THE EXERCISE> Quote all entries exactly, leaving pictures aside.

PROVIDED RECORDS>

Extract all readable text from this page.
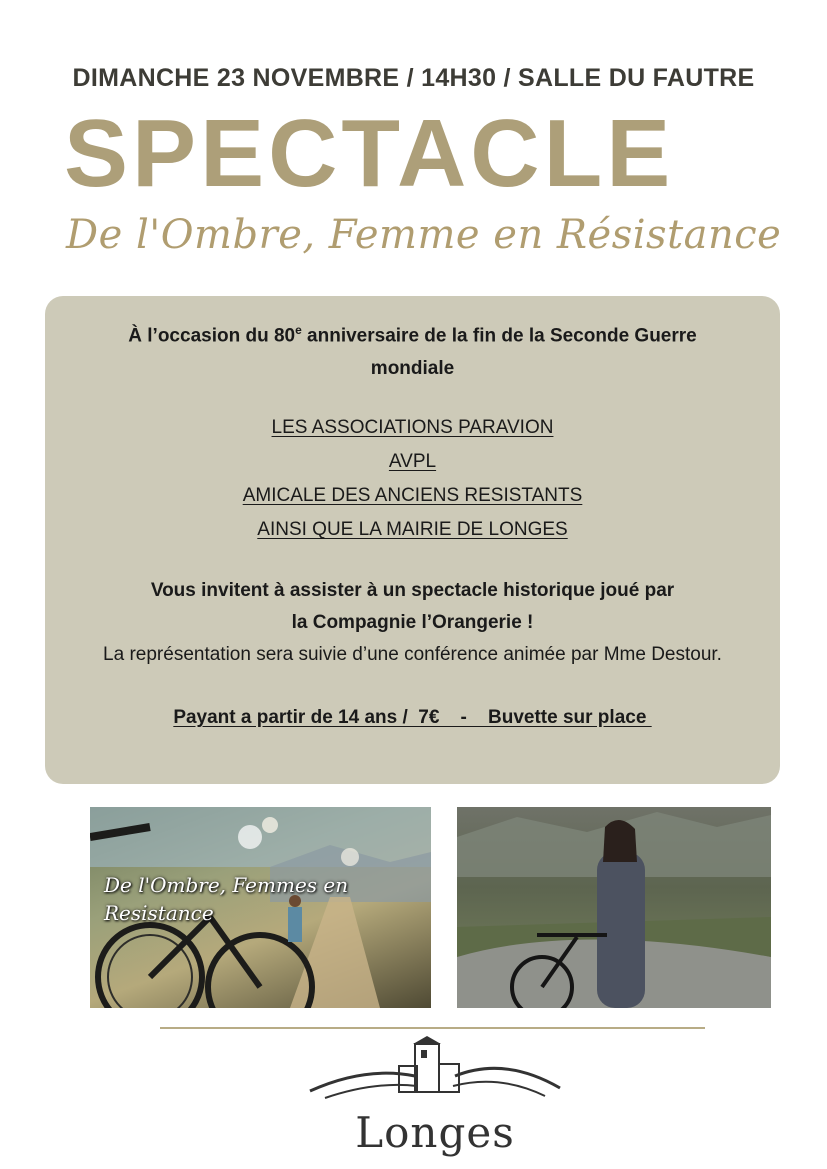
DIMANCHE 23 NOVEMBRE / 14H30 / SALLE DU FAUTRE
SPECTACLE
De l'Ombre, Femme en Résistance
À l’occasion du 80e anniversaire de la fin de la Seconde Guerre mondiale
LES ASSOCIATIONS PARAVION
AVPL
AMICALE DES ANCIENS RESISTANTS
AINSI QUE LA MAIRIE DE LONGES
Vous invitent à assister à un spectacle historique joué par
la Compagnie l’Orangerie !
La représentation sera suivie d’une conférence animée par Mme Destour.
Payant a partir de 14 ans /  7€    -    Buvette sur place
De l'Ombre, Femmes en
Resistance
Longes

FULL SOLUTION>
Extract all readable text from this page.
DIMANCHE 23 NOVEMBRE / 14H30 / SALLE DU FAUTRE
SPECTACLE
De l'Ombre, Femme en Résistance
À l’occasion du 80e anniversaire de la fin de la Seconde Guerre mondiale
LES ASSOCIATIONS PARAVION
AVPL
AMICALE DES ANCIENS RESISTANTS
AINSI QUE LA MAIRIE DE LONGES
Vous invitent à assister à un spectacle historique joué par
la Compagnie l’Orangerie !
La représentation sera suivie d’une conférence animée par Mme Destour.
Payant a partir de 14 ans /  7€    -    Buvette sur place
De l'Ombre, Femmes en
Resistance
Longes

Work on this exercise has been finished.